**Written request**
Look for "воспроизводство" in each line of the entries, and return the matching lines.

Stored data entries:

[start]

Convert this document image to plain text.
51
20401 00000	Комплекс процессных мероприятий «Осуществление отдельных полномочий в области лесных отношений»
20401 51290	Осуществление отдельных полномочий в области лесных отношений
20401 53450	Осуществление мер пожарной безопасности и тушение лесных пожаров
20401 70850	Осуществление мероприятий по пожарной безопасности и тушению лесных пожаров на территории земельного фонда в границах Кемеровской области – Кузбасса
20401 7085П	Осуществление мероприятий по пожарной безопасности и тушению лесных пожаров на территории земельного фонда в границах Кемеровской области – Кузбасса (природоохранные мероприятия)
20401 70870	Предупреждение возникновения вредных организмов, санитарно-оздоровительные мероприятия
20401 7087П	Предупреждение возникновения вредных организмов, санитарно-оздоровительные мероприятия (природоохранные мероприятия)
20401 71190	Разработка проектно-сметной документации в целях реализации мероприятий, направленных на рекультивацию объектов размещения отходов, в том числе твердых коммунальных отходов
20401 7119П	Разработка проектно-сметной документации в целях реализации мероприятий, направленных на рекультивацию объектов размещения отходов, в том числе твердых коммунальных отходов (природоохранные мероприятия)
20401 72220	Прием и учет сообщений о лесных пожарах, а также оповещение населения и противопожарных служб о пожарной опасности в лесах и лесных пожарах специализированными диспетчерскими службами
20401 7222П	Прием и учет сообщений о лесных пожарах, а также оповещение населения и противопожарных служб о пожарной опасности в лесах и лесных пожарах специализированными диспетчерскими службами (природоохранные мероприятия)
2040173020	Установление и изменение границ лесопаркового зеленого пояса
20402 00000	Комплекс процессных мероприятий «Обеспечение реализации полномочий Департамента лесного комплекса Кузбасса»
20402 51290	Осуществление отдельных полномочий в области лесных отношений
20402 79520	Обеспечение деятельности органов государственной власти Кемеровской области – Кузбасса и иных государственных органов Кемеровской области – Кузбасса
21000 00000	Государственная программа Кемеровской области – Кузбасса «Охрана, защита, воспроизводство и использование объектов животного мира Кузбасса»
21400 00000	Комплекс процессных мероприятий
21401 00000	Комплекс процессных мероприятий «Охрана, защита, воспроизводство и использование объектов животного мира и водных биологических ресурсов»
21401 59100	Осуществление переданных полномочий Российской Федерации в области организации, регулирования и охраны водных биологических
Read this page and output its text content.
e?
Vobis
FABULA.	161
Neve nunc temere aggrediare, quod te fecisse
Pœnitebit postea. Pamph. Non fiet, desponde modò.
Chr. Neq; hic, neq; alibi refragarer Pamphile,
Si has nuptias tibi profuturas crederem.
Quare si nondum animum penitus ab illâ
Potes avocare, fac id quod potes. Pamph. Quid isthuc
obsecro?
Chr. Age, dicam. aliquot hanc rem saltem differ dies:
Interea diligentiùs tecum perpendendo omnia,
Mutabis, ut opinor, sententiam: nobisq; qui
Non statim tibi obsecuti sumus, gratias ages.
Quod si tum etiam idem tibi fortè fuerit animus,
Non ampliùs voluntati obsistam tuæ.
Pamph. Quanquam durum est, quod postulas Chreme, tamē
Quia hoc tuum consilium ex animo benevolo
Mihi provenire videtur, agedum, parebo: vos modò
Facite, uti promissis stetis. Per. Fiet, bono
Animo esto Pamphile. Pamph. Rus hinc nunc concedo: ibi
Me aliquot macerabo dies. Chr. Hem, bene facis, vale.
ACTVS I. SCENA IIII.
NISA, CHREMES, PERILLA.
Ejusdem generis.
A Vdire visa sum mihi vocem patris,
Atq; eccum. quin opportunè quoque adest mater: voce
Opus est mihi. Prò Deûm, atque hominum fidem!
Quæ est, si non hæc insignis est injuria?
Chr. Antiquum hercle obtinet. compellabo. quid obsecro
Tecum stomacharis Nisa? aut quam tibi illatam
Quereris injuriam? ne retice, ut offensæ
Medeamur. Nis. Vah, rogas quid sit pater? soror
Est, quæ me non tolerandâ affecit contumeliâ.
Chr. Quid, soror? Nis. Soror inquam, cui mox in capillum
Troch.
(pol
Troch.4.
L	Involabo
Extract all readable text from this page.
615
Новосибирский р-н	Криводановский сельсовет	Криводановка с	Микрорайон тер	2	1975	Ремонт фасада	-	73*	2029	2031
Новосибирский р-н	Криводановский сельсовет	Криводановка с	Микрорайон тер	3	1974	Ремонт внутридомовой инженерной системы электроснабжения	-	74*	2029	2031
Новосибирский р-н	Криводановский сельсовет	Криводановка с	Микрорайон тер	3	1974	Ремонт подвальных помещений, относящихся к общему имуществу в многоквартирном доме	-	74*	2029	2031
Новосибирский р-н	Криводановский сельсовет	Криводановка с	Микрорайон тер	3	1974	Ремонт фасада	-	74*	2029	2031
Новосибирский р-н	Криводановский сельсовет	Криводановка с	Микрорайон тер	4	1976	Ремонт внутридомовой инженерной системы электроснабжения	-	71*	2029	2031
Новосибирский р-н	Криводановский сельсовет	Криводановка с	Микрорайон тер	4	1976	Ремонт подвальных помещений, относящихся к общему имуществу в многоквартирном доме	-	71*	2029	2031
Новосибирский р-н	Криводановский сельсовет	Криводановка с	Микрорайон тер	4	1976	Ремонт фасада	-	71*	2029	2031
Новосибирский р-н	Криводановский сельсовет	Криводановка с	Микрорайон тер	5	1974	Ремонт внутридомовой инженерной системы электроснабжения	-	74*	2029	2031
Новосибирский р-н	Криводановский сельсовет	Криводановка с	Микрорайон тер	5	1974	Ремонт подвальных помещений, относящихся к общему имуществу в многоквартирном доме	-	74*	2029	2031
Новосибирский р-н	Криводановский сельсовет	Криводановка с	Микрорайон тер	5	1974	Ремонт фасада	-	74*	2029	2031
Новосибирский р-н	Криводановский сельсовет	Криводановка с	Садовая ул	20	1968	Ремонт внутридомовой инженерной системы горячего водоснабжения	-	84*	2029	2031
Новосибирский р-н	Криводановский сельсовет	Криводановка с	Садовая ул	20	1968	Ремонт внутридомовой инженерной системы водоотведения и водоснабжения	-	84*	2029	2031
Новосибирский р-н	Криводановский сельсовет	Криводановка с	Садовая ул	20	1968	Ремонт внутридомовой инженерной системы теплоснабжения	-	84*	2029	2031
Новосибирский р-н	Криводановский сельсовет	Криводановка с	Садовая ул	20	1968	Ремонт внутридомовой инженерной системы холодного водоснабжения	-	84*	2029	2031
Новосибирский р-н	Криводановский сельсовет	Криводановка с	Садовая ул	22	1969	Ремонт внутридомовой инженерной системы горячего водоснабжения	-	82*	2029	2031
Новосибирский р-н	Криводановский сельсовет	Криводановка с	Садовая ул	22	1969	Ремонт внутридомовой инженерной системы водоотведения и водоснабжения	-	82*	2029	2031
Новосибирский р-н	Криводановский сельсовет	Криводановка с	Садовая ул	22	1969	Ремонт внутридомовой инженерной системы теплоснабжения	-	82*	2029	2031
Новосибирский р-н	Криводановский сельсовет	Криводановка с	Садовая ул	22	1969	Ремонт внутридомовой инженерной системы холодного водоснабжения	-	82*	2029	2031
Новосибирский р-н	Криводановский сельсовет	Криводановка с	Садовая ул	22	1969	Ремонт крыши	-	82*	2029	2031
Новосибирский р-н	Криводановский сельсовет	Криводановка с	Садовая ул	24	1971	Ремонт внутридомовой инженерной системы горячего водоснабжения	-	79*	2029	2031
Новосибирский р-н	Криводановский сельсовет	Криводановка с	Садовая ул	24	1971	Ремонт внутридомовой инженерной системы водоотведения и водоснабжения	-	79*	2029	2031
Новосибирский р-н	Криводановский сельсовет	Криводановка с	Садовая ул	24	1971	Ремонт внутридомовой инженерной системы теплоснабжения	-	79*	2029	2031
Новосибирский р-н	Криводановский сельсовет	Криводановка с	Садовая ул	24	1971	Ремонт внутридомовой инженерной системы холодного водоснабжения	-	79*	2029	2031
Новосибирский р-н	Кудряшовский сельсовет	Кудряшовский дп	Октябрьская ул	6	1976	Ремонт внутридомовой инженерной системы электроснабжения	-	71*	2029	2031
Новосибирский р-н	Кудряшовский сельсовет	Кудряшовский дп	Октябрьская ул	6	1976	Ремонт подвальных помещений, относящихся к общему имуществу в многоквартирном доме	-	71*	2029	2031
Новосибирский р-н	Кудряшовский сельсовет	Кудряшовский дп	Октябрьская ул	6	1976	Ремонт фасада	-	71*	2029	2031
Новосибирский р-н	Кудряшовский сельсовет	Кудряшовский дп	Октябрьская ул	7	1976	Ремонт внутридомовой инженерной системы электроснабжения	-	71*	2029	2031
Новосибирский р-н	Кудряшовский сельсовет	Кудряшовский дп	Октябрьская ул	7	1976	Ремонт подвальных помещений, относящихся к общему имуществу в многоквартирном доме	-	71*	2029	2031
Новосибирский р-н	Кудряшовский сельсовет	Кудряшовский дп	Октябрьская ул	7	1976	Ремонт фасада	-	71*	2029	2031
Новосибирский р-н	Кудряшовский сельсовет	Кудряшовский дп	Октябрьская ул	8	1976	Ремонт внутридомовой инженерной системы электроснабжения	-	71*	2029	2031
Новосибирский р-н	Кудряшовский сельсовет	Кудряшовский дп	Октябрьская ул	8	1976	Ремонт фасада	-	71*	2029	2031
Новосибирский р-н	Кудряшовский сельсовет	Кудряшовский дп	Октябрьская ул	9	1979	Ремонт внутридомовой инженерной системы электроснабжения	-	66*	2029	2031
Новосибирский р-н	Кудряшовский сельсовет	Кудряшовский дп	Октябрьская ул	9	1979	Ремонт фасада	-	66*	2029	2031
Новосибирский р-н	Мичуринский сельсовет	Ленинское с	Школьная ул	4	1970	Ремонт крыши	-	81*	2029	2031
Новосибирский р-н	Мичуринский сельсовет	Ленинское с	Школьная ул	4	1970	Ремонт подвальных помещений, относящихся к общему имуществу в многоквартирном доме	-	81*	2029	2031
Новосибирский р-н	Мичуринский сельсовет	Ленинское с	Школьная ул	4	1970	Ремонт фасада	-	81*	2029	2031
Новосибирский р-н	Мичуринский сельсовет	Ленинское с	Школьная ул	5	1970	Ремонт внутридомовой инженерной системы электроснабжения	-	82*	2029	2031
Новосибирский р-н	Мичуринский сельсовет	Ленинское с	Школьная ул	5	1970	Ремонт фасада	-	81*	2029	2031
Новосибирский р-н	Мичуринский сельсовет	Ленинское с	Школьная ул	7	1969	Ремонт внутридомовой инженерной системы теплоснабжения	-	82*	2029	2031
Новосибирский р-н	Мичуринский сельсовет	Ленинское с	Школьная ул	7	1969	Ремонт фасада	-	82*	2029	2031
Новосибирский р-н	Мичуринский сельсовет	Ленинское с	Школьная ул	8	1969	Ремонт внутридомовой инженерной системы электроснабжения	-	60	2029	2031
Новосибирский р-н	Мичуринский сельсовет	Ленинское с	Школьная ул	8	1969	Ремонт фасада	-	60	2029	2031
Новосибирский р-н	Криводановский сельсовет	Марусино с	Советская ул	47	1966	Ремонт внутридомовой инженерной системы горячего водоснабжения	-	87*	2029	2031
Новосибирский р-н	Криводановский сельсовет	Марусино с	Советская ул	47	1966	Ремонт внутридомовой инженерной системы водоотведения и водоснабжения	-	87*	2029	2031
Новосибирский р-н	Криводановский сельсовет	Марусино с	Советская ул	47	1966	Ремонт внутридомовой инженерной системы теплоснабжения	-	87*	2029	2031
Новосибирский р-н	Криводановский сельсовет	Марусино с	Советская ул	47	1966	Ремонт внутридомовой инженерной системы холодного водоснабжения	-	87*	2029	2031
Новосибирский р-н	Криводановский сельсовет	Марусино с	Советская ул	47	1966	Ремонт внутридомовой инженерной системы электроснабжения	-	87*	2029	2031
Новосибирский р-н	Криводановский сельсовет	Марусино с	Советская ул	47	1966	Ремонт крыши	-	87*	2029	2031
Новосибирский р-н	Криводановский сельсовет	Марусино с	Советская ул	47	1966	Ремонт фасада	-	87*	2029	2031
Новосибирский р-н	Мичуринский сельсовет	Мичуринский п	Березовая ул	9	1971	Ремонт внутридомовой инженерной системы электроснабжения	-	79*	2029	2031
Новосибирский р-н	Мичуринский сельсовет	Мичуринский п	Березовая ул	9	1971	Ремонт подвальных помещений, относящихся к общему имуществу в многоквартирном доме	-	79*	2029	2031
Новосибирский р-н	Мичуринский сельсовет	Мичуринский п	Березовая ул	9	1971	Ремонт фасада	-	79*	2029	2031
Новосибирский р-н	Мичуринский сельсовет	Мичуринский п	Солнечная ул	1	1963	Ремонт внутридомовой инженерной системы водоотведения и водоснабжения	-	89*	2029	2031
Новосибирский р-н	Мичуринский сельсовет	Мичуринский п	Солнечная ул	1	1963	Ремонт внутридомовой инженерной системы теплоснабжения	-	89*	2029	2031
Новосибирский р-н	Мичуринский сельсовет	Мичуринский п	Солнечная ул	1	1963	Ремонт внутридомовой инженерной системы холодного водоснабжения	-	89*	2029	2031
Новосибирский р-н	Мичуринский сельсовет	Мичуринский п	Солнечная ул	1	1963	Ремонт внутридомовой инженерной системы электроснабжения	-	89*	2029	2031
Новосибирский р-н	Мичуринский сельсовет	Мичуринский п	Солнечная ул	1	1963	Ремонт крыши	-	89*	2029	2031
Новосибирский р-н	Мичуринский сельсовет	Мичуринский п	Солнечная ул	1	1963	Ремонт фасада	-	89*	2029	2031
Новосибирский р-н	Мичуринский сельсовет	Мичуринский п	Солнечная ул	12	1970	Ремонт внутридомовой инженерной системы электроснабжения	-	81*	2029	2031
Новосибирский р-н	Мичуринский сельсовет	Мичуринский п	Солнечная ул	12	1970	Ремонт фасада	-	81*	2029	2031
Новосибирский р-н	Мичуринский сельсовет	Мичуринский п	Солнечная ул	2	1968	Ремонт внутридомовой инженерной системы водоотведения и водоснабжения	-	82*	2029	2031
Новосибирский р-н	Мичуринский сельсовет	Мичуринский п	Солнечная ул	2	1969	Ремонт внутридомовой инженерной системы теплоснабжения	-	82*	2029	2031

[end]

**Complete answer**
21000 00000	Государственная программа Кемеровской области – Кузбасса «Охрана, защита, воспроизводство и использование объектов животного мира Кузбасса»
21401 00000	Комплекс процессных мероприятий «Охрана, защита, воспроизводство и использование объектов животного мира и водных биологических ресурсов»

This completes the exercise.